* [RECORDS FOR THE TASK]
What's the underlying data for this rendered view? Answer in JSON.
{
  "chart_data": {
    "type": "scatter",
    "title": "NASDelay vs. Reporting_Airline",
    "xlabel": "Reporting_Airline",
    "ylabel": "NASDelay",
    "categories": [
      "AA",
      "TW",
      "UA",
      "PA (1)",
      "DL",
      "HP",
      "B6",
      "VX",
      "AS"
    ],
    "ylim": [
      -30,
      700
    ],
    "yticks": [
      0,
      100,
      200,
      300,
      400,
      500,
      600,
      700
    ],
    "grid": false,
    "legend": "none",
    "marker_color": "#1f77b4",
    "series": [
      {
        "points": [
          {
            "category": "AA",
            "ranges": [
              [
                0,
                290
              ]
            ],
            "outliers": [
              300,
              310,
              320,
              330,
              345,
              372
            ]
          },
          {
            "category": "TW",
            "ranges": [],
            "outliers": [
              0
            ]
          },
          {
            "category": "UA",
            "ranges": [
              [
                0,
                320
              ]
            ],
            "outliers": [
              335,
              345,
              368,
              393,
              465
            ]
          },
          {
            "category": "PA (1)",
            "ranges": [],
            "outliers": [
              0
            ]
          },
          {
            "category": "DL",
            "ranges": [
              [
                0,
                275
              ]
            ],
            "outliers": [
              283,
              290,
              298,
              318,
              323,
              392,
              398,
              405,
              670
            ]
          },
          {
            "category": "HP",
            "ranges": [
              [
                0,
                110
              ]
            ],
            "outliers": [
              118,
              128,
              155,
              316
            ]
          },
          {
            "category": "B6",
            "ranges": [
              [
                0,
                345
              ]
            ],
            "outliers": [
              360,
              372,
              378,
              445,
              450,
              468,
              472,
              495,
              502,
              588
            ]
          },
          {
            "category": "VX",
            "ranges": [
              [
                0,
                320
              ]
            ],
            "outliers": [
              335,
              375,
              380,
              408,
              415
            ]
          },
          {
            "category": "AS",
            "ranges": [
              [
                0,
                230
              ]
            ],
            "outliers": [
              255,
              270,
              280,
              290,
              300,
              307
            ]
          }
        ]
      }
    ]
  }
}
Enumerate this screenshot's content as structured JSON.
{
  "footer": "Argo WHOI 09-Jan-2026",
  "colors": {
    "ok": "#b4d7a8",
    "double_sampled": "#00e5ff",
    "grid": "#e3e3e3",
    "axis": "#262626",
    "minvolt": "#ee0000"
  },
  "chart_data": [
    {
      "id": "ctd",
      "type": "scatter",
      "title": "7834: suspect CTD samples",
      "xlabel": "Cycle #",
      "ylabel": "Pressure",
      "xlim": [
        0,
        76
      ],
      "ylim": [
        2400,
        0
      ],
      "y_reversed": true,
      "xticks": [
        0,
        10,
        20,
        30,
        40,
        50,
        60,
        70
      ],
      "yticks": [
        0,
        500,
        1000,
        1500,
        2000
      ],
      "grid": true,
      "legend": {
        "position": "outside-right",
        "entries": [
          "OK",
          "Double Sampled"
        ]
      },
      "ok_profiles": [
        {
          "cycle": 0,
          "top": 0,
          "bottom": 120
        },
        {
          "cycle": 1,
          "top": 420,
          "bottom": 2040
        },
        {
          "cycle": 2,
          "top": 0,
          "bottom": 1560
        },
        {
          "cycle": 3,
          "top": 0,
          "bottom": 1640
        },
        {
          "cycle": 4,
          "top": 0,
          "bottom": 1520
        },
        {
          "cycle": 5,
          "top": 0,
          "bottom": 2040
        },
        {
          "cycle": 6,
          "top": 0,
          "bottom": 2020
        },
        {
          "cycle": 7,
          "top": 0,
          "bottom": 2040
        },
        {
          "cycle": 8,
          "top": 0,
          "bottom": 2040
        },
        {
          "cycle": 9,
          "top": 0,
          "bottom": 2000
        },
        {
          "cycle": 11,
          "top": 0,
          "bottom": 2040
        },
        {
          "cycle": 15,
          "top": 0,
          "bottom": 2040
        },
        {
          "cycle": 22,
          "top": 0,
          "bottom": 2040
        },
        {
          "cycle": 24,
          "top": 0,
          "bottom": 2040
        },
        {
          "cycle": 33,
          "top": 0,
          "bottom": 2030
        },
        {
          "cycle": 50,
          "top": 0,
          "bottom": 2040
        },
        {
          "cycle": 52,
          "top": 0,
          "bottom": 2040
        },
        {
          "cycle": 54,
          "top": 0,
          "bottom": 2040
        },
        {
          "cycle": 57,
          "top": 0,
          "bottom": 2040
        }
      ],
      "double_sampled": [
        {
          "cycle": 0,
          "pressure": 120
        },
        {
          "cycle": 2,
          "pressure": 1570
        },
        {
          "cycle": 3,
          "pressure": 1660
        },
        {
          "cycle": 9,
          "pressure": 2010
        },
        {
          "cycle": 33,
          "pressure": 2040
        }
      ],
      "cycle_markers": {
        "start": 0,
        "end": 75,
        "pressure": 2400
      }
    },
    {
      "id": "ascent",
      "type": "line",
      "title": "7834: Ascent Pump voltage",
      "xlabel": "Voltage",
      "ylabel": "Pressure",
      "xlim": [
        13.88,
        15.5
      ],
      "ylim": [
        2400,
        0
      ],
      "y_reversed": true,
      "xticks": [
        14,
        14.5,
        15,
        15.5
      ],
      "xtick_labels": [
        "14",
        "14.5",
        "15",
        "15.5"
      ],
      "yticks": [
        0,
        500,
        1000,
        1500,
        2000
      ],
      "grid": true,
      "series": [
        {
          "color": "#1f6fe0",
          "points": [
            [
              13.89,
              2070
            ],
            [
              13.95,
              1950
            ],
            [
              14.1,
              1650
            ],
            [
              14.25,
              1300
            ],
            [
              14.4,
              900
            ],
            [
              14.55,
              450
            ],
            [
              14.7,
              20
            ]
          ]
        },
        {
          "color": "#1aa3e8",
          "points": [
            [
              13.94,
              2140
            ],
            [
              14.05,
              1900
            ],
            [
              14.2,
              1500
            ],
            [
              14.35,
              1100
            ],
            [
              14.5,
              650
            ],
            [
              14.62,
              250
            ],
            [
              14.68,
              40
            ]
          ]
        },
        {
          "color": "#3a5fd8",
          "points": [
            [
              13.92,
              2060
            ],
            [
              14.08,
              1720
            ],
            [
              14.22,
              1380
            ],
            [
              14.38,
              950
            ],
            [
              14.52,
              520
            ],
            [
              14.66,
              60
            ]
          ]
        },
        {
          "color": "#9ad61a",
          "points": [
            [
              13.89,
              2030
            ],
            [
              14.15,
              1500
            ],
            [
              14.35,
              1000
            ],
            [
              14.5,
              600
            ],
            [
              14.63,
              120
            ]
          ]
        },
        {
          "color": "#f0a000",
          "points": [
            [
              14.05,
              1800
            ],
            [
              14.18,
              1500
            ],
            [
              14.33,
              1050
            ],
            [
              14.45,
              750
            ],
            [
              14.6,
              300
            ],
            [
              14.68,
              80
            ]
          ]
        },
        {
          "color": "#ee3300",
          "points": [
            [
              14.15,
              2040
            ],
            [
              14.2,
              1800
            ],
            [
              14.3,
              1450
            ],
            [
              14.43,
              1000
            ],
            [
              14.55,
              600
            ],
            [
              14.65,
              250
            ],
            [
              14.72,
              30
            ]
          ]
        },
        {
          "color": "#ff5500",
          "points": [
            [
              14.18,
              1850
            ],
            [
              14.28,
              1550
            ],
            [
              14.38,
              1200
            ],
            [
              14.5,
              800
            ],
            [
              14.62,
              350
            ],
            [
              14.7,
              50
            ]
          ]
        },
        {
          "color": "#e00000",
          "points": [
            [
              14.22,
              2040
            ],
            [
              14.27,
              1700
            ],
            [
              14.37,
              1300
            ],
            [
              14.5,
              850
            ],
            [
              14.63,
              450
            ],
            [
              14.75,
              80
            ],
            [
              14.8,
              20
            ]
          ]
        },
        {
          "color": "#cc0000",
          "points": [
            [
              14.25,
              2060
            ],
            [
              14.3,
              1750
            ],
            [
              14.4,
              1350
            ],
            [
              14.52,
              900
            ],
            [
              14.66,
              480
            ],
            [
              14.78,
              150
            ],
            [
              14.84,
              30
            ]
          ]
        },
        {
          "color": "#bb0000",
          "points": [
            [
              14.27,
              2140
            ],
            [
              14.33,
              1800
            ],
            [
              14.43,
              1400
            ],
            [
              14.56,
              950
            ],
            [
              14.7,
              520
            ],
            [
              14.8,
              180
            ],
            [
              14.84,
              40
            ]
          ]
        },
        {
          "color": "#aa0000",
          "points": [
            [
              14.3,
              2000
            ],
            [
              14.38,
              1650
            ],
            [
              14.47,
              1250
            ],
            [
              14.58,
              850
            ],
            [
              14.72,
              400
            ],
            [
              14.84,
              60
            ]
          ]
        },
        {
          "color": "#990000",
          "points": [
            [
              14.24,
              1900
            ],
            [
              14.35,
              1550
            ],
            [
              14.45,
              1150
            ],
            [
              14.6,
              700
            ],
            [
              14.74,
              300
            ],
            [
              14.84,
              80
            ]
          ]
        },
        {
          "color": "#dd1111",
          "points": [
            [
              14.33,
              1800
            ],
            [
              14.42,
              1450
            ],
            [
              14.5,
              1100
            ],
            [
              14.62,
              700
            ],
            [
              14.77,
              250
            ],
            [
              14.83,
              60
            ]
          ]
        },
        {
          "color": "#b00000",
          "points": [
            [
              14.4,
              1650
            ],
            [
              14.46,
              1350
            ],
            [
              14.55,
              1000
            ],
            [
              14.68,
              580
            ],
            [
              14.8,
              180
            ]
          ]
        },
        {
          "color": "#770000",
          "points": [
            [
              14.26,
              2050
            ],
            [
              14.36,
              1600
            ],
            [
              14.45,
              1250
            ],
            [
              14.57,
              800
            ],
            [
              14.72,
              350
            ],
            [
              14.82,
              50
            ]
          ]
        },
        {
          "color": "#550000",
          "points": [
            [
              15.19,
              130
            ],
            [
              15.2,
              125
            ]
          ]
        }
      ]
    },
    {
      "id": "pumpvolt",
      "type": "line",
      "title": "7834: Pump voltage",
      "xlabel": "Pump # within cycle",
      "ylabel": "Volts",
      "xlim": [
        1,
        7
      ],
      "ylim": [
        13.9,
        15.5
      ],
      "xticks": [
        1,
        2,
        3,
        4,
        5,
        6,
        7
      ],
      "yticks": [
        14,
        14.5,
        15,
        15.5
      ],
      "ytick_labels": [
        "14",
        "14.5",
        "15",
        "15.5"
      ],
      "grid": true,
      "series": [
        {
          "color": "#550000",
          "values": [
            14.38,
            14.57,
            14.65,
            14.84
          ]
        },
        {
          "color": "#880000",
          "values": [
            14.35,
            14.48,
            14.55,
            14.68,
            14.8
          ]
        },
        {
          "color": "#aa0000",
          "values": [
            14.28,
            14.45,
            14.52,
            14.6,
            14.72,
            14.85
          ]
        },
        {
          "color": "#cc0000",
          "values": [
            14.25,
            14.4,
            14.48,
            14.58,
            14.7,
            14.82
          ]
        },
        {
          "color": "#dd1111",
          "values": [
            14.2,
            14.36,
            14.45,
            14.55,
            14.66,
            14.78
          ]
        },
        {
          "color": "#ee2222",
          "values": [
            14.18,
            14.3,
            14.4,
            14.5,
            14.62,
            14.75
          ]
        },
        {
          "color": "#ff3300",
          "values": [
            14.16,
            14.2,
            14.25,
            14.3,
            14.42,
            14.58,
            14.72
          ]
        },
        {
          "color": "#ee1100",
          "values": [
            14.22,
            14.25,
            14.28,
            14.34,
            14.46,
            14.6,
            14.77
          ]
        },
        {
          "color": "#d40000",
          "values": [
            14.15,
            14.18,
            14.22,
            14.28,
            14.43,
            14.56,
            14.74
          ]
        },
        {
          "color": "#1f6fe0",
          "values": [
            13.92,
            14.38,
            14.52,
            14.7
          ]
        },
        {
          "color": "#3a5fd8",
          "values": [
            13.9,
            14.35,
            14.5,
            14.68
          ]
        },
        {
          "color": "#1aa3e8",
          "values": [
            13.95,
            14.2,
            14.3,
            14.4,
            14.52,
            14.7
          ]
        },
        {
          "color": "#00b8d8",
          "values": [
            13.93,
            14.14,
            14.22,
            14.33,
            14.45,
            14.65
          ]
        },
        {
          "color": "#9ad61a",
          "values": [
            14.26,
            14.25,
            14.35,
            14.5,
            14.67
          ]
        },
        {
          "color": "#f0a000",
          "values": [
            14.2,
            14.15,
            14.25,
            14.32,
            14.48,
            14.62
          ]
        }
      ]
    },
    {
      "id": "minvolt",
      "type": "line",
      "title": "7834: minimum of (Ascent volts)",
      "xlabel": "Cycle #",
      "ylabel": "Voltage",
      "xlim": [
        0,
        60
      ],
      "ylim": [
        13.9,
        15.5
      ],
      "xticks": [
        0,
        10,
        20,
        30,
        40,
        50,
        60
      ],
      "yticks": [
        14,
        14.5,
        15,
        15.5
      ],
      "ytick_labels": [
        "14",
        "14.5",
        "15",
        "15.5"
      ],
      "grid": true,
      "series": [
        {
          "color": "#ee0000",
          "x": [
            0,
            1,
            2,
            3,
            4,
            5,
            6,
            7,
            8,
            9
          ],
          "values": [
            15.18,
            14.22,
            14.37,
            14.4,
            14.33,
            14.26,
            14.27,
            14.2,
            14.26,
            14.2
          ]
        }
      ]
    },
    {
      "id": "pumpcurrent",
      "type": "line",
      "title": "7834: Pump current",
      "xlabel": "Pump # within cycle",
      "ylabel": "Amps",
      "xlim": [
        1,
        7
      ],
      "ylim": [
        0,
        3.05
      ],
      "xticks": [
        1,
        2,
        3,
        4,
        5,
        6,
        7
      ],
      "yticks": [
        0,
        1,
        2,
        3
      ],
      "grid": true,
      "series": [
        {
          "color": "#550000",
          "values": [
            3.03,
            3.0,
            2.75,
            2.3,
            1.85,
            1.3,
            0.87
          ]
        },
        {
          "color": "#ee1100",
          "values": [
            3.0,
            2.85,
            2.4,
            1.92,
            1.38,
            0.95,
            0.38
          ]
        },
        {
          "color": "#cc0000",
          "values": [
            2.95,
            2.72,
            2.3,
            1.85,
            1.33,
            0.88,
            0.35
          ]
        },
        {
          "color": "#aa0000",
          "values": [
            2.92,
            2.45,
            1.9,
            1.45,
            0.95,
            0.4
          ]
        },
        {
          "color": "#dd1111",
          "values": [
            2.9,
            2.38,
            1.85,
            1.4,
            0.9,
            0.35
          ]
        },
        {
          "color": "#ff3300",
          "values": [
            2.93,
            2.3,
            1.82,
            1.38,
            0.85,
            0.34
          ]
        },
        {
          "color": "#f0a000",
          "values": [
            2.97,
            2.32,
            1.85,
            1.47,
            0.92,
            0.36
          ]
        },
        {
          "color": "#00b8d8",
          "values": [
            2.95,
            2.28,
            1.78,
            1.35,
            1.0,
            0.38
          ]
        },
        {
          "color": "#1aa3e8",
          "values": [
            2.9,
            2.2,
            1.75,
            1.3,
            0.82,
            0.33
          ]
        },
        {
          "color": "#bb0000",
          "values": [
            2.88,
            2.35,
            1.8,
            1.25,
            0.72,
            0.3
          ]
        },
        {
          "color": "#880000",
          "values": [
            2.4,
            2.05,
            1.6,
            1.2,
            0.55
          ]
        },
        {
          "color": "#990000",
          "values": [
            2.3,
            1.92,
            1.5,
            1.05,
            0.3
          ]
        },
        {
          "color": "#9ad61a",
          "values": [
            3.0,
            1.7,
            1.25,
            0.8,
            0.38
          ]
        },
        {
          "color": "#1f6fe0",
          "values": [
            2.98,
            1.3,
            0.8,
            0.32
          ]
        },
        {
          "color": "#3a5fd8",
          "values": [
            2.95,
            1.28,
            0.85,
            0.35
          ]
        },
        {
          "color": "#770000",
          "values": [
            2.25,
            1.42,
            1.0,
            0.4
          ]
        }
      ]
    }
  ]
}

* [CHALLENGE] Using the records above, find and show each line with the string "JSON".

* [ANSWER FOR THIS EXERCISE]
What's the underlying data for this rendered view? Answer in JSON.
Enumerate this screenshot's content as structured JSON.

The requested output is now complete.